» Directions
Without including the pictures, copy out every line below.

» Given data

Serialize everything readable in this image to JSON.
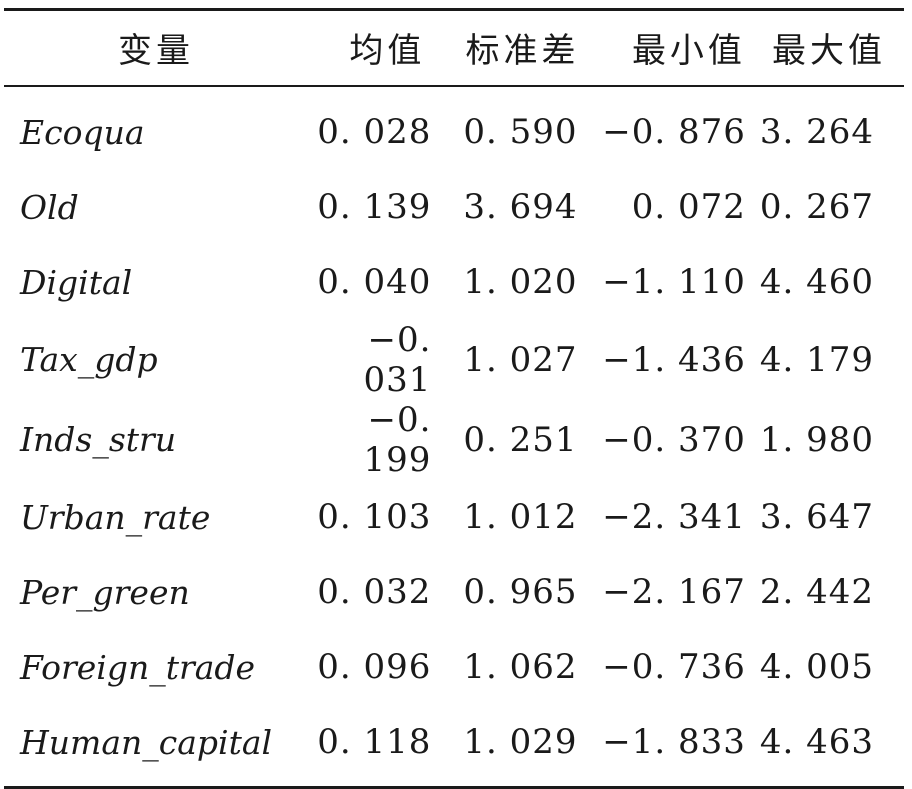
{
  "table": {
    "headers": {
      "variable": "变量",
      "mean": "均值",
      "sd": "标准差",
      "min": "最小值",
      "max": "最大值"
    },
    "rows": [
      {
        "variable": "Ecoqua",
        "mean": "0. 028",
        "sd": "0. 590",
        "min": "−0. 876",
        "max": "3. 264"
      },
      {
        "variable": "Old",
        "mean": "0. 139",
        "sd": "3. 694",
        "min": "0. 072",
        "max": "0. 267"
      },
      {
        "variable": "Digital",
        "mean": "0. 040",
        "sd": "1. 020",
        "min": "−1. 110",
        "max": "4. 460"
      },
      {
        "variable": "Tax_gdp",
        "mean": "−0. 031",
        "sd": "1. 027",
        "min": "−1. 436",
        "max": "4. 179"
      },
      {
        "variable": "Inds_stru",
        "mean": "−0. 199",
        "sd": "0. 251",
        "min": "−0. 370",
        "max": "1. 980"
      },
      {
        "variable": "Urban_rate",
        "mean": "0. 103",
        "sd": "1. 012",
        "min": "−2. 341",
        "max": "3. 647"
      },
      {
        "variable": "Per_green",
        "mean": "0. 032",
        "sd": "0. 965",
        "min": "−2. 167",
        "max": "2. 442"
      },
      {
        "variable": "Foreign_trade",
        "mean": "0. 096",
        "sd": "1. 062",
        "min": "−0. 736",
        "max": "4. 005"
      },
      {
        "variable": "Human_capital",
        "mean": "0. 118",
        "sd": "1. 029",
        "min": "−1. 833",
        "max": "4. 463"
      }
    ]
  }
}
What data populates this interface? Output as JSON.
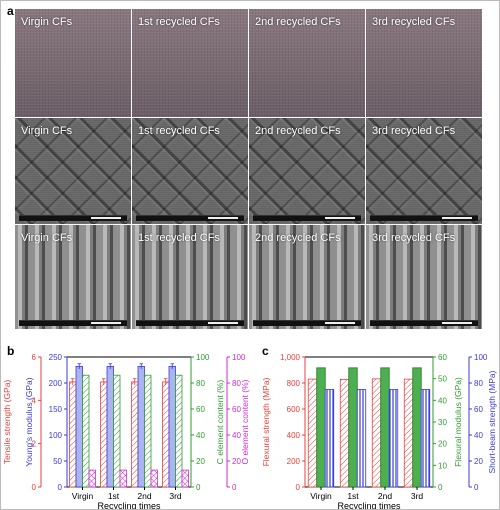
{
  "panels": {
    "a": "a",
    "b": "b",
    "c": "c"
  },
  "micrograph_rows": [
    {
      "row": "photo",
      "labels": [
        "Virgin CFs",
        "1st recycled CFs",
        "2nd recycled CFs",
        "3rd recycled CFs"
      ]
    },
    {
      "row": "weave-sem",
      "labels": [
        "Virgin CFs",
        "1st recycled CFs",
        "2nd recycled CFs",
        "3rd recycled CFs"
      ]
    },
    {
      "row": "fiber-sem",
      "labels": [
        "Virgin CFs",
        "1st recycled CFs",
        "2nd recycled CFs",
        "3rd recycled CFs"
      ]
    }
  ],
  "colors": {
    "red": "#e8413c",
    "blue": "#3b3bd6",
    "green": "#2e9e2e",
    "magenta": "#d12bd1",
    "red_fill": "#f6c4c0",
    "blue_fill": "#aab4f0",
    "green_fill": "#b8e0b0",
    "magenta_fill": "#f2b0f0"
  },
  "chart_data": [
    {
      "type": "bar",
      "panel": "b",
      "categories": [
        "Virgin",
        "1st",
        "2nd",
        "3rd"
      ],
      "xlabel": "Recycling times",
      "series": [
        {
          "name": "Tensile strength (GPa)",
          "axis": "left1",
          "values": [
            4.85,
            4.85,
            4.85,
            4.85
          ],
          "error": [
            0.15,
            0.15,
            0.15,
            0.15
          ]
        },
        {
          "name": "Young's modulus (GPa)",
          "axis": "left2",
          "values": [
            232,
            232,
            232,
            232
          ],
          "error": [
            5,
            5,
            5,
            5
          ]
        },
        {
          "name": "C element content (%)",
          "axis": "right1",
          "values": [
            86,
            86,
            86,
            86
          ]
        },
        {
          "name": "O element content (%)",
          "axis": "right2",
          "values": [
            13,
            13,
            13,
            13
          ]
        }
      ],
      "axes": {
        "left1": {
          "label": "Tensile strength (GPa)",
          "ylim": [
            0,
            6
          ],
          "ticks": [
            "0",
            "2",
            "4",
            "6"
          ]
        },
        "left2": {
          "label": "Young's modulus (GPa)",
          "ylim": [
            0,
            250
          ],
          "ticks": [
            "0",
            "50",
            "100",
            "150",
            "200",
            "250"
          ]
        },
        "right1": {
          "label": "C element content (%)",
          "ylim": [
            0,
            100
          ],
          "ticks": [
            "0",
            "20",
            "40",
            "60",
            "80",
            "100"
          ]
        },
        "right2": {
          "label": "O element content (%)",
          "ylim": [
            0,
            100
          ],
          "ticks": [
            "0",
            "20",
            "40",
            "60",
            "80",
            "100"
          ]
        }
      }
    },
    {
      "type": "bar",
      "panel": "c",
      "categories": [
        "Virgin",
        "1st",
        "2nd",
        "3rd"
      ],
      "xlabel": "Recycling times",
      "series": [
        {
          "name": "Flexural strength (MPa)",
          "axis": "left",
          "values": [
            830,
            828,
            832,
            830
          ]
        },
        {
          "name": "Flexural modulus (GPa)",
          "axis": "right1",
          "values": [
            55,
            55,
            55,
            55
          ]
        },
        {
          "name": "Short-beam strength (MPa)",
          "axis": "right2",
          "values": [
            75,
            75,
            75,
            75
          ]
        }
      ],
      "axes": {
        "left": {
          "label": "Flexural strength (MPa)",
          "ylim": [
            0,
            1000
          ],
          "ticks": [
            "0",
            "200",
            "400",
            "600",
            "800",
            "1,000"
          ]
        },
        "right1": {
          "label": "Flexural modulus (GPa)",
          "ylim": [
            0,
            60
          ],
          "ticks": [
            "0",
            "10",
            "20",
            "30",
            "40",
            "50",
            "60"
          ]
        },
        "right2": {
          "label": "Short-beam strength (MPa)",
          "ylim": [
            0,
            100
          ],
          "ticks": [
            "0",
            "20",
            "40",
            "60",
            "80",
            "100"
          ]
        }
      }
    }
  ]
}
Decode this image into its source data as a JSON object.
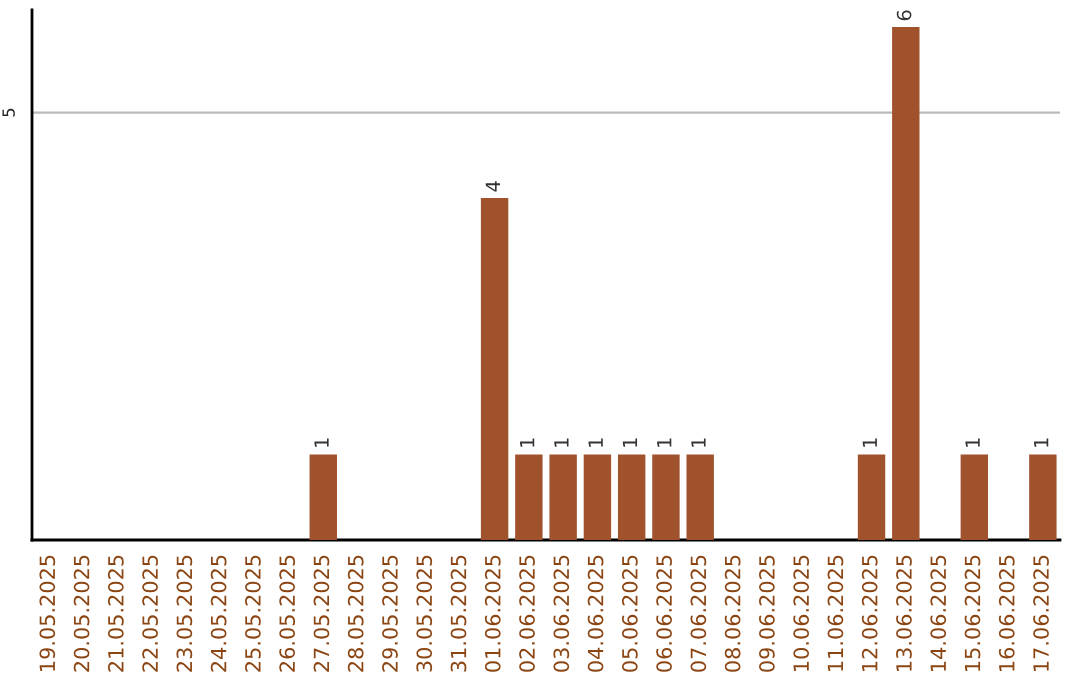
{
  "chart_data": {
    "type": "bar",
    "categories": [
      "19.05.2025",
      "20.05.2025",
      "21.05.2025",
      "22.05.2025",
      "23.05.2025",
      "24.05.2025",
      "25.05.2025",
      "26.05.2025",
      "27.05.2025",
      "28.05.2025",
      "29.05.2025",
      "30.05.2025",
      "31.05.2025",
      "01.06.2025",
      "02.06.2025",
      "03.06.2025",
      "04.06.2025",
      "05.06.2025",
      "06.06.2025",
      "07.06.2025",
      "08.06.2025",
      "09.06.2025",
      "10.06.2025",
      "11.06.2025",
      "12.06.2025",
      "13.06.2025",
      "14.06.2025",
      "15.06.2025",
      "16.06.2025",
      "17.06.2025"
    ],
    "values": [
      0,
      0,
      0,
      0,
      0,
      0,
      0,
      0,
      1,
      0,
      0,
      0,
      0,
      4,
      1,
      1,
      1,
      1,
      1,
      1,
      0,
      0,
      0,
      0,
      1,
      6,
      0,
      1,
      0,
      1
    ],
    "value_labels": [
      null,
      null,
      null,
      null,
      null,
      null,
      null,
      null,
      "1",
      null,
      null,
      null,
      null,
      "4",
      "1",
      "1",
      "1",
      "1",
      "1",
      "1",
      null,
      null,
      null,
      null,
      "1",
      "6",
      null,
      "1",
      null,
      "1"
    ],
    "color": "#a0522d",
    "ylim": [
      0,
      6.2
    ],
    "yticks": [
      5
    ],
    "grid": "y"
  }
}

» Solved problem
Serialize everything readable in this image to JSON.
{
  "table": {
    "headers": {
      "variable": "变量",
      "mean": "均值",
      "sd": "标准差",
      "min": "最小值",
      "max": "最大值"
    },
    "rows": [
      {
        "variable": "Ecoqua",
        "mean": "0. 028",
        "sd": "0. 590",
        "min": "−0. 876",
        "max": "3. 264"
      },
      {
        "variable": "Old",
        "mean": "0. 139",
        "sd": "3. 694",
        "min": "0. 072",
        "max": "0. 267"
      },
      {
        "variable": "Digital",
        "mean": "0. 040",
        "sd": "1. 020",
        "min": "−1. 110",
        "max": "4. 460"
      },
      {
        "variable": "Tax_gdp",
        "mean": "−0. 031",
        "sd": "1. 027",
        "min": "−1. 436",
        "max": "4. 179"
      },
      {
        "variable": "Inds_stru",
        "mean": "−0. 199",
        "sd": "0. 251",
        "min": "−0. 370",
        "max": "1. 980"
      },
      {
        "variable": "Urban_rate",
        "mean": "0. 103",
        "sd": "1. 012",
        "min": "−2. 341",
        "max": "3. 647"
      },
      {
        "variable": "Per_green",
        "mean": "0. 032",
        "sd": "0. 965",
        "min": "−2. 167",
        "max": "2. 442"
      },
      {
        "variable": "Foreign_trade",
        "mean": "0. 096",
        "sd": "1. 062",
        "min": "−0. 736",
        "max": "4. 005"
      },
      {
        "variable": "Human_capital",
        "mean": "0. 118",
        "sd": "1. 029",
        "min": "−1. 833",
        "max": "4. 463"
      }
    ]
  }
}
What data populates this interface? Output as JSON.
{
  "panels": {
    "a": "a",
    "b": "b",
    "c": "c"
  },
  "micrograph_rows": [
    {
      "row": "photo",
      "labels": [
        "Virgin CFs",
        "1st recycled CFs",
        "2nd recycled CFs",
        "3rd recycled CFs"
      ]
    },
    {
      "row": "weave-sem",
      "labels": [
        "Virgin CFs",
        "1st recycled CFs",
        "2nd recycled CFs",
        "3rd recycled CFs"
      ]
    },
    {
      "row": "fiber-sem",
      "labels": [
        "Virgin CFs",
        "1st recycled CFs",
        "2nd recycled CFs",
        "3rd recycled CFs"
      ]
    }
  ],
  "colors": {
    "red": "#e8413c",
    "blue": "#3b3bd6",
    "green": "#2e9e2e",
    "magenta": "#d12bd1",
    "red_fill": "#f6c4c0",
    "blue_fill": "#aab4f0",
    "green_fill": "#b8e0b0",
    "magenta_fill": "#f2b0f0"
  },
  "chart_data": [
    {
      "type": "bar",
      "panel": "b",
      "categories": [
        "Virgin",
        "1st",
        "2nd",
        "3rd"
      ],
      "xlabel": "Recycling times",
      "series": [
        {
          "name": "Tensile strength (GPa)",
          "axis": "left1",
          "values": [
            4.85,
            4.85,
            4.85,
            4.85
          ],
          "error": [
            0.15,
            0.15,
            0.15,
            0.15
          ]
        },
        {
          "name": "Young's modulus (GPa)",
          "axis": "left2",
          "values": [
            232,
            232,
            232,
            232
          ],
          "error": [
            5,
            5,
            5,
            5
          ]
        },
        {
          "name": "C element content (%)",
          "axis": "right1",
          "values": [
            86,
            86,
            86,
            86
          ]
        },
        {
          "name": "O element content (%)",
          "axis": "right2",
          "values": [
            13,
            13,
            13,
            13
          ]
        }
      ],
      "axes": {
        "left1": {
          "label": "Tensile strength (GPa)",
          "ylim": [
            0,
            6
          ],
          "ticks": [
            "0",
            "2",
            "4",
            "6"
          ]
        },
        "left2": {
          "label": "Young's modulus (GPa)",
          "ylim": [
            0,
            250
          ],
          "ticks": [
            "0",
            "50",
            "100",
            "150",
            "200",
            "250"
          ]
        },
        "right1": {
          "label": "C element content (%)",
          "ylim": [
            0,
            100
          ],
          "ticks": [
            "0",
            "20",
            "40",
            "60",
            "80",
            "100"
          ]
        },
        "right2": {
          "label": "O element content (%)",
          "ylim": [
            0,
            100
          ],
          "ticks": [
            "0",
            "20",
            "40",
            "60",
            "80",
            "100"
          ]
        }
      }
    },
    {
      "type": "bar",
      "panel": "c",
      "categories": [
        "Virgin",
        "1st",
        "2nd",
        "3rd"
      ],
      "xlabel": "Recycling times",
      "series": [
        {
          "name": "Flexural strength (MPa)",
          "axis": "left",
          "values": [
            830,
            828,
            832,
            830
          ]
        },
        {
          "name": "Flexural modulus (GPa)",
          "axis": "right1",
          "values": [
            55,
            55,
            55,
            55
          ]
        },
        {
          "name": "Short-beam strength (MPa)",
          "axis": "right2",
          "values": [
            75,
            75,
            75,
            75
          ]
        }
      ],
      "axes": {
        "left": {
          "label": "Flexural strength (MPa)",
          "ylim": [
            0,
            1000
          ],
          "ticks": [
            "0",
            "200",
            "400",
            "600",
            "800",
            "1,000"
          ]
        },
        "right1": {
          "label": "Flexural modulus (GPa)",
          "ylim": [
            0,
            60
          ],
          "ticks": [
            "0",
            "10",
            "20",
            "30",
            "40",
            "50",
            "60"
          ]
        },
        "right2": {
          "label": "Short-beam strength (MPa)",
          "ylim": [
            0,
            100
          ],
          "ticks": [
            "0",
            "20",
            "40",
            "60",
            "80",
            "100"
          ]
        }
      }
    }
  ]
}
Decode this image into its source data as a JSON object.
{
  "chart_data": {
    "type": "bar",
    "categories": [
      "19.05.2025",
      "20.05.2025",
      "21.05.2025",
      "22.05.2025",
      "23.05.2025",
      "24.05.2025",
      "25.05.2025",
      "26.05.2025",
      "27.05.2025",
      "28.05.2025",
      "29.05.2025",
      "30.05.2025",
      "31.05.2025",
      "01.06.2025",
      "02.06.2025",
      "03.06.2025",
      "04.06.2025",
      "05.06.2025",
      "06.06.2025",
      "07.06.2025",
      "08.06.2025",
      "09.06.2025",
      "10.06.2025",
      "11.06.2025",
      "12.06.2025",
      "13.06.2025",
      "14.06.2025",
      "15.06.2025",
      "16.06.2025",
      "17.06.2025"
    ],
    "values": [
      0,
      0,
      0,
      0,
      0,
      0,
      0,
      0,
      1,
      0,
      0,
      0,
      0,
      4,
      1,
      1,
      1,
      1,
      1,
      1,
      0,
      0,
      0,
      0,
      1,
      6,
      0,
      1,
      0,
      1
    ],
    "value_labels": [
      null,
      null,
      null,
      null,
      null,
      null,
      null,
      null,
      "1",
      null,
      null,
      null,
      null,
      "4",
      "1",
      "1",
      "1",
      "1",
      "1",
      "1",
      null,
      null,
      null,
      null,
      "1",
      "6",
      null,
      "1",
      null,
      "1"
    ],
    "color": "#a0522d",
    "ylim": [
      0,
      6.2
    ],
    "yticks": [
      5
    ],
    "grid": "y"
  }
}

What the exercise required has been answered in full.